• **Verilen Metin**
—————

İzmir'in batısında denizi, plajları ve termal merkezleriyle Çeşme Yarımadası uzanır. Antik çağların en ünlü kentleri arasında yer alan Efes, Roma’nın imparatorluk devrinde dünyanın en büyük kentlerinden biriydi. Tüm İyonya kültürünün zenginliklerini bünyesinde barındıran Efes, yoğun sanatsal etkinliklerle de adını duyuruyordu. Bu maksatla da bu şehre "Güzel İzmir", "Eski İzmir" ve "la Perle de l'Ionie" (İyonya'nın İncisi) deniyordu. Tarihten beri bu tanımlarla yıllar sonra şehrin sıfatı hâline gelmiştir.
İzmir, yatlar ve gemilerle çevrilmiş uzun ve dar bir körfezin başında yer almaktadır. Sahil boyunca palmiye, hurma ağaçları ve geniş caddeler bulunmaktadır. İzmir Limanı, Mersin Limanı'ndan sonra Türkiye'nin en büyük limanıdır. Canlı ve kozmopolit bir şehir olan İzmir, uluslararası sanat festivalleri ve İzmir Enternasyonal Fuarı ile de önemli bir yer tutar.

—————

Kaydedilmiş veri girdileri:
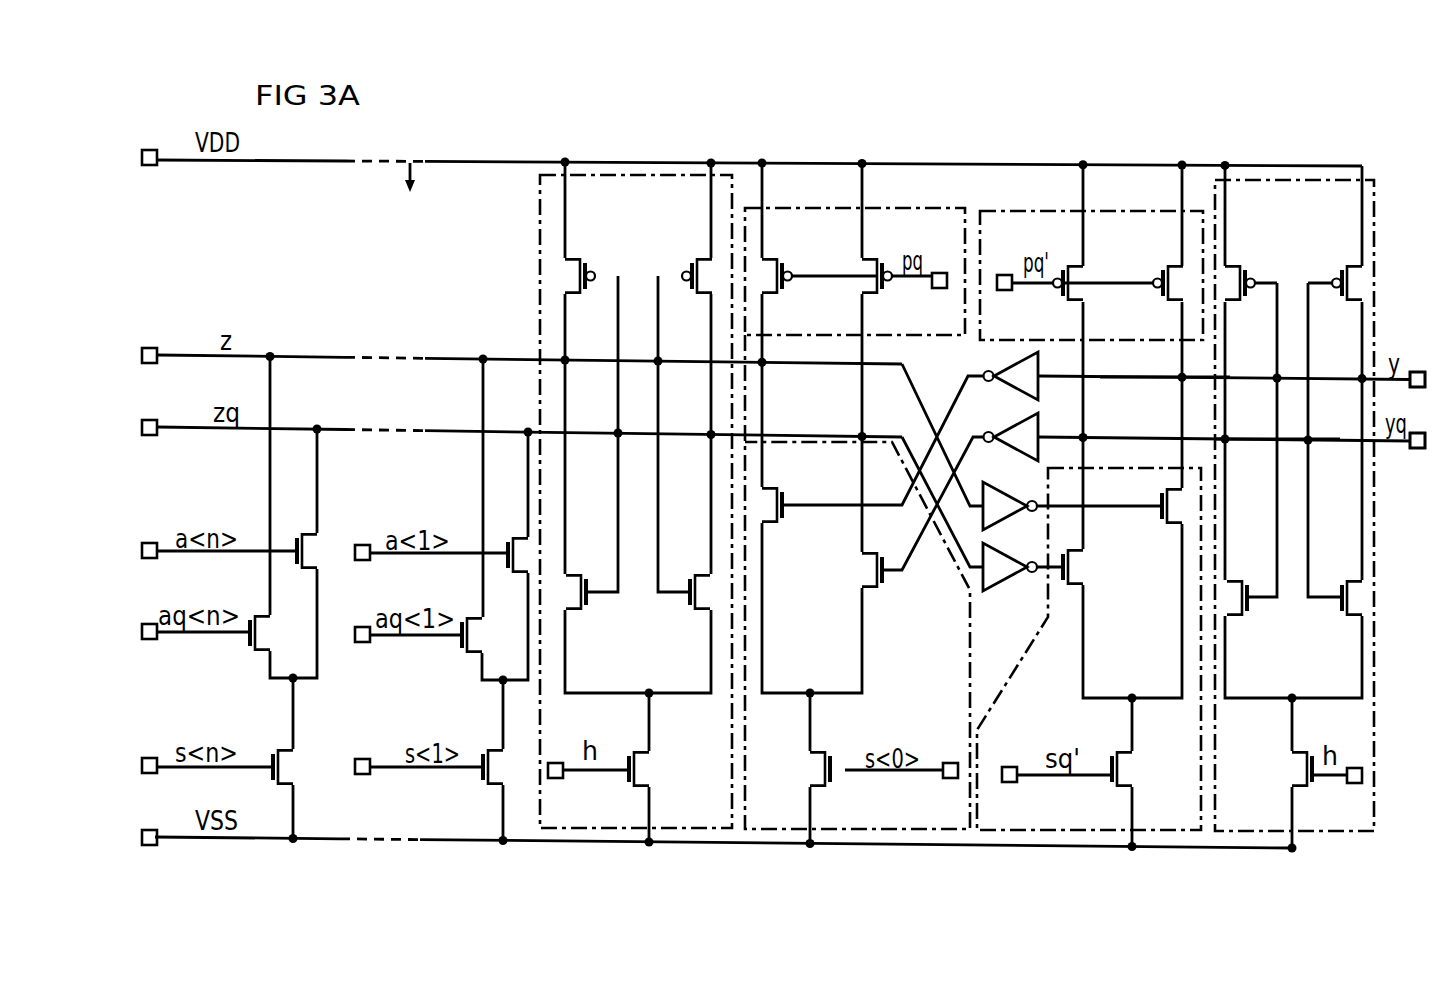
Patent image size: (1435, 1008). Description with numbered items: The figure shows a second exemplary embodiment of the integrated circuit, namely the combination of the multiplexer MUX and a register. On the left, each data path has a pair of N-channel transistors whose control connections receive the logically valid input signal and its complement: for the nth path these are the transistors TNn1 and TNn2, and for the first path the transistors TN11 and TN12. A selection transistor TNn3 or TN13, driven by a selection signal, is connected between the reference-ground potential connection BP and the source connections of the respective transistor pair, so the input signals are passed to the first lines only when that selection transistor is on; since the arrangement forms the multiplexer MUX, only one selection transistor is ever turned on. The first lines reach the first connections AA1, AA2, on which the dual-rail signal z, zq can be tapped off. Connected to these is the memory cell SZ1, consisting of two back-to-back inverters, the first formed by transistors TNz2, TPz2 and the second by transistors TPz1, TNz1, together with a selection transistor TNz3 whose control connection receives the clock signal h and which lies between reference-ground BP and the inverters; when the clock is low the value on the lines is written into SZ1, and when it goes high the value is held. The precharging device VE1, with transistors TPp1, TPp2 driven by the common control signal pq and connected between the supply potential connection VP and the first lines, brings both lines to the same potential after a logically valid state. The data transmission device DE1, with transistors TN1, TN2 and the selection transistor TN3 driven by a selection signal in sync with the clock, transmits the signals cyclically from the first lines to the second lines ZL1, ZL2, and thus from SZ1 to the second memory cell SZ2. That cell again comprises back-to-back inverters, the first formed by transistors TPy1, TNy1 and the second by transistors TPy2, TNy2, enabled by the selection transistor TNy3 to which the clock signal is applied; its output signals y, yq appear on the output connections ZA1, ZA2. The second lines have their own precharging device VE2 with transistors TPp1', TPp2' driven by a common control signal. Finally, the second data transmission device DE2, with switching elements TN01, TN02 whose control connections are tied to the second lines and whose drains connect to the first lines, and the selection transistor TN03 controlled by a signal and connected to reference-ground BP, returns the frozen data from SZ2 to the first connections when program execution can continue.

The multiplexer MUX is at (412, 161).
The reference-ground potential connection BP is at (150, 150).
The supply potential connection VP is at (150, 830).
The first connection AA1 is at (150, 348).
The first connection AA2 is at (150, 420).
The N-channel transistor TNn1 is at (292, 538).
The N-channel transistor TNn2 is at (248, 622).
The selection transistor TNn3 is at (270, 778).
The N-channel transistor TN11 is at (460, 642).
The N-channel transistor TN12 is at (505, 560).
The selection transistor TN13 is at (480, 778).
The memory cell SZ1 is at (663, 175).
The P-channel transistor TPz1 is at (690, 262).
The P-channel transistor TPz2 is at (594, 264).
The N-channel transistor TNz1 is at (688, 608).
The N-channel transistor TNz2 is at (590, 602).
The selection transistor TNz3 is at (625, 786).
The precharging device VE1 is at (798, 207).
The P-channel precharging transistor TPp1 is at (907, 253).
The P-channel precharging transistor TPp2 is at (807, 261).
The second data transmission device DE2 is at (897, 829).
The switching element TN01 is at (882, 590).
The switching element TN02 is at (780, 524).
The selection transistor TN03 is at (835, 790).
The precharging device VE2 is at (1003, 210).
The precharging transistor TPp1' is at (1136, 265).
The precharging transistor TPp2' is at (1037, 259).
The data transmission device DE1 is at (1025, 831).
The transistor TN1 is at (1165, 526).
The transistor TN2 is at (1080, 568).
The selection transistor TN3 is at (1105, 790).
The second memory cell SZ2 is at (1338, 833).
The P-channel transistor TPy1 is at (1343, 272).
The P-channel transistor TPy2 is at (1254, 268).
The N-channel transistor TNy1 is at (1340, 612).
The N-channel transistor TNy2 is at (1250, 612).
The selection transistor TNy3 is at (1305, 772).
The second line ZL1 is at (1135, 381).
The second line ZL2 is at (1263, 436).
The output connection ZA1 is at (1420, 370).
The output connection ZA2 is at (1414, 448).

—————

• **Yapılacak İş**
İzmir hakkındaki metinde "İzmir'in batısında denizi, plajları" ile "bir yer tutar." arasındaki bölümü, bu iki ifade de dahil olmak üzere, hiçbir değişiklik yapmadan yeniden yazın. Girdilere burada ihtiyaç yoktur.

• **Alıştırma Cevabı**
İzmir'in batısında denizi, plajları ve termal merkezleriyle Çeşme Yarımadası uzanır. Antik çağların en ünlü kentleri arasında yer alan Efes, Roma’nın imparatorluk devrinde dünyanın en büyük kentlerinden biriydi. Tüm İyonya kültürünün zenginliklerini bünyesinde barındıran Efes, yoğun sanatsal etkinliklerle de adını duyuruyordu. Bu maksatla da bu şehre "Güzel İzmir", "Eski İzmir" ve "la Perle de l'Ionie" (İyonya'nın İncisi) deniyordu. Tarihten beri bu tanımlarla yıllar sonra şehrin sıfatı hâline gelmiştir.
İzmir, yatlar ve gemilerle çevrilmiş uzun ve dar bir körfezin başında yer almaktadır. Sahil boyunca palmiye, hurma ağaçları ve geniş caddeler bulunmaktadır. İzmir Limanı, Mersin Limanı'ndan sonra Türkiye'nin en büyük limanıdır. Canlı ve kozmopolit bir şehir olan İzmir, uluslararası sanat festivalleri ve İzmir Enternasyonal Fuarı ile de önemli bir yer tutar.